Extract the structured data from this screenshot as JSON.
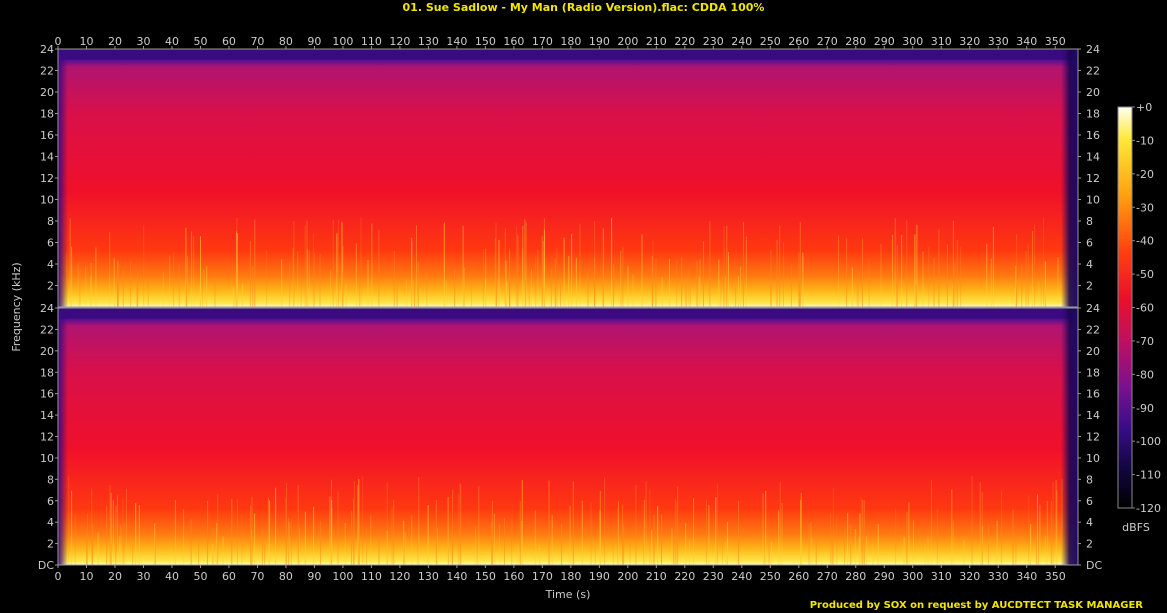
{
  "title": "01. Sue Sadlow - My Man (Radio Version).flac: CDDA 100%",
  "footer": "Produced by SOX on request by AUCDTECT TASK MANAGER",
  "chart_data": {
    "type": "heatmap",
    "xlabel": "Time (s)",
    "ylabel": "Frequency (kHz)",
    "x_ticks": [
      0,
      10,
      20,
      30,
      40,
      50,
      60,
      70,
      80,
      90,
      100,
      110,
      120,
      130,
      140,
      150,
      160,
      170,
      180,
      190,
      200,
      210,
      220,
      230,
      240,
      250,
      260,
      270,
      280,
      290,
      300,
      310,
      320,
      330,
      340,
      350
    ],
    "xlim": [
      0,
      358
    ],
    "y_ticks": [
      "DC",
      "2",
      "4",
      "6",
      "8",
      "10",
      "12",
      "14",
      "16",
      "18",
      "20",
      "22",
      "24"
    ],
    "ylim": [
      0,
      24
    ],
    "channels": 2,
    "colorbar": {
      "label": "dBFS",
      "ticks": [
        "+0",
        "-10",
        "-20",
        "-30",
        "-40",
        "-50",
        "-60",
        "-70",
        "-80",
        "-90",
        "-100",
        "-110",
        "-120"
      ],
      "range": [
        -120,
        0
      ]
    },
    "cutoff_kHz": 23
  },
  "colors": {
    "title": "#f2e600",
    "axis_text": "#cccccc",
    "border": "#999999"
  }
}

********

What you will do →
Transcribe the full listing character for character. Pictures are excluded.

Reply to the exercise →
Extract the structured data from this screenshot as JSON.
{
  "title": "01. Sue Sadlow - My Man (Radio Version).flac: CDDA 100%",
  "footer": "Produced by SOX on request by AUCDTECT TASK MANAGER",
  "chart_data": {
    "type": "heatmap",
    "xlabel": "Time (s)",
    "ylabel": "Frequency (kHz)",
    "x_ticks": [
      0,
      10,
      20,
      30,
      40,
      50,
      60,
      70,
      80,
      90,
      100,
      110,
      120,
      130,
      140,
      150,
      160,
      170,
      180,
      190,
      200,
      210,
      220,
      230,
      240,
      250,
      260,
      270,
      280,
      290,
      300,
      310,
      320,
      330,
      340,
      350
    ],
    "xlim": [
      0,
      358
    ],
    "y_ticks": [
      "DC",
      "2",
      "4",
      "6",
      "8",
      "10",
      "12",
      "14",
      "16",
      "18",
      "20",
      "22",
      "24"
    ],
    "ylim": [
      0,
      24
    ],
    "channels": 2,
    "colorbar": {
      "label": "dBFS",
      "ticks": [
        "+0",
        "-10",
        "-20",
        "-30",
        "-40",
        "-50",
        "-60",
        "-70",
        "-80",
        "-90",
        "-100",
        "-110",
        "-120"
      ],
      "range": [
        -120,
        0
      ]
    },
    "cutoff_kHz": 23
  },
  "colors": {
    "title": "#f2e600",
    "axis_text": "#cccccc",
    "border": "#999999"
  }
}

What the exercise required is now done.